_EXERCISE OBJECTIVE_
Identify each line below containing the string "icon" and copy it.

_TASK DATA_
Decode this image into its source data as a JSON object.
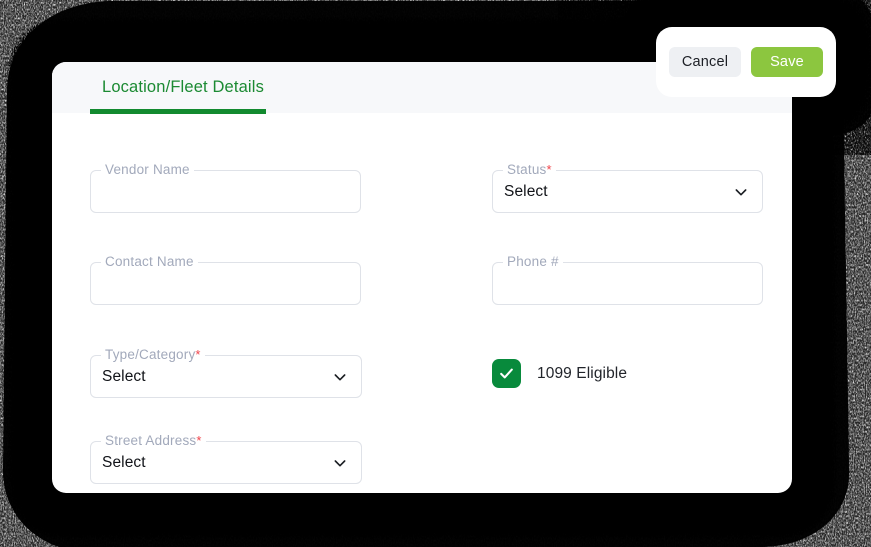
{
  "window": {
    "title": "Location/Fleet Details"
  },
  "actionbar": {
    "cancel_label": "Cancel",
    "save_label": "Save",
    "cancel_bg": "#eef0f3",
    "save_bg": "#8cc63f"
  },
  "tabs": [
    {
      "label": "Location/Fleet Details",
      "active": true,
      "accent_color": "#128a2f"
    }
  ],
  "form": {
    "required_marker": "*",
    "chevron_icon": "chevron-down-icon",
    "fields": [
      {
        "name": "vendor-name",
        "label": "Vendor Name",
        "type": "text",
        "required": false,
        "value": "",
        "placeholder": ""
      },
      {
        "name": "status",
        "label": "Status",
        "type": "select",
        "required": true,
        "value": "Select"
      },
      {
        "name": "contact-name",
        "label": "Contact Name",
        "type": "text",
        "required": false,
        "value": "",
        "placeholder": ""
      },
      {
        "name": "phone-number",
        "label": "Phone #",
        "type": "text",
        "required": false,
        "value": "",
        "placeholder": ""
      },
      {
        "name": "type-category",
        "label": "Type/Category",
        "type": "select",
        "required": true,
        "value": "Select"
      },
      {
        "name": "street-address",
        "label": "Street Address",
        "type": "select",
        "required": true,
        "value": "Select"
      }
    ],
    "checkbox": {
      "name": "1099-eligible",
      "label": "1099 Eligible",
      "checked": true,
      "checked_color": "#088a3c",
      "check_icon": "checkmark-icon"
    }
  },
  "colors": {
    "card_bg": "#ffffff",
    "tabbar_bg": "#f7f8fa",
    "field_border": "#dfe2e8",
    "label_text": "#a2a9bb",
    "value_text": "#111318",
    "required_red": "#f0434a",
    "tab_green": "#1b8a32"
  }
}
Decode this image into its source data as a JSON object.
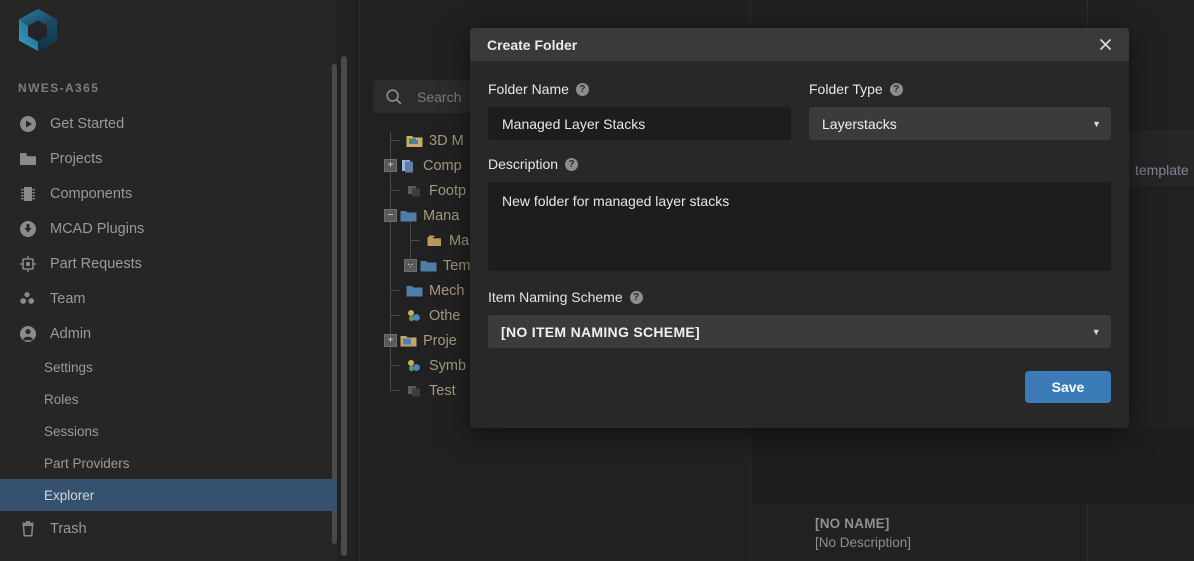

_WORKED ANSWER_
    "chevron_icon": "chevron-down-icon",
      "check_icon": "checkmark-icon"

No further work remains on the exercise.